WHAT IS EXPECTED
Extract each line where the string "title" shows up.

***

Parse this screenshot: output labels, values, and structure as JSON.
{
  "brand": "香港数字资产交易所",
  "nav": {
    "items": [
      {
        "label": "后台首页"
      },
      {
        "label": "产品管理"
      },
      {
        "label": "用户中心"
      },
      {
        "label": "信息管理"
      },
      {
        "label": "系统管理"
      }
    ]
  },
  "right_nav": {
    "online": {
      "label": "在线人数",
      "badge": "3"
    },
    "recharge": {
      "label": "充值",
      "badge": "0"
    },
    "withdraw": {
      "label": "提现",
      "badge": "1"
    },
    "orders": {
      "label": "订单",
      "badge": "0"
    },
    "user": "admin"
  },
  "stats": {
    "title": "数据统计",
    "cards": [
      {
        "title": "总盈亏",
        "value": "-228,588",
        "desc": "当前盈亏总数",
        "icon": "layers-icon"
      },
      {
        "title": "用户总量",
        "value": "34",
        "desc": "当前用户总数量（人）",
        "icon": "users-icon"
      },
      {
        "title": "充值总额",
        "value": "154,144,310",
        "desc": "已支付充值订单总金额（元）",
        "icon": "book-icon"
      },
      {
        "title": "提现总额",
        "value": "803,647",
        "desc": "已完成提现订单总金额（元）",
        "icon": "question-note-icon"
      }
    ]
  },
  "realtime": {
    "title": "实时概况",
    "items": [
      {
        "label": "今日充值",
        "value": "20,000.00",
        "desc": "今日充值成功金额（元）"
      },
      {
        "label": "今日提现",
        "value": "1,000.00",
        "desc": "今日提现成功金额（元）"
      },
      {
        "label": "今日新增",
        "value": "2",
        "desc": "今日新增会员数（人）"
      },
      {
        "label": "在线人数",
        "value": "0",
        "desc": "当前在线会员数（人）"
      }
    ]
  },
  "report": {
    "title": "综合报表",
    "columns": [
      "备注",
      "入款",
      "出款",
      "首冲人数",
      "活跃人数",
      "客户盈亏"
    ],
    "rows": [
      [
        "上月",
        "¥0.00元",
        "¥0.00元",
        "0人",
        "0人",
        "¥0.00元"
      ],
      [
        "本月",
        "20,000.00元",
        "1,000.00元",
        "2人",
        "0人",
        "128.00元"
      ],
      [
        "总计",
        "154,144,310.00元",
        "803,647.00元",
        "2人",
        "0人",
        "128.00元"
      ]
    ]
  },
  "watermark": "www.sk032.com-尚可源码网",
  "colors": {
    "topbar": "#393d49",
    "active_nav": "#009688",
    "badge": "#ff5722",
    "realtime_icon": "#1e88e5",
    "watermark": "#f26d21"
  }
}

***

EXPECTED OUTPUT
    "title": "数据统计",
        "title": "总盈亏",
        "title": "用户总量",
        "title": "充值总额",
        "title": "提现总额",
    "title": "实时概况",
    "title": "综合报表",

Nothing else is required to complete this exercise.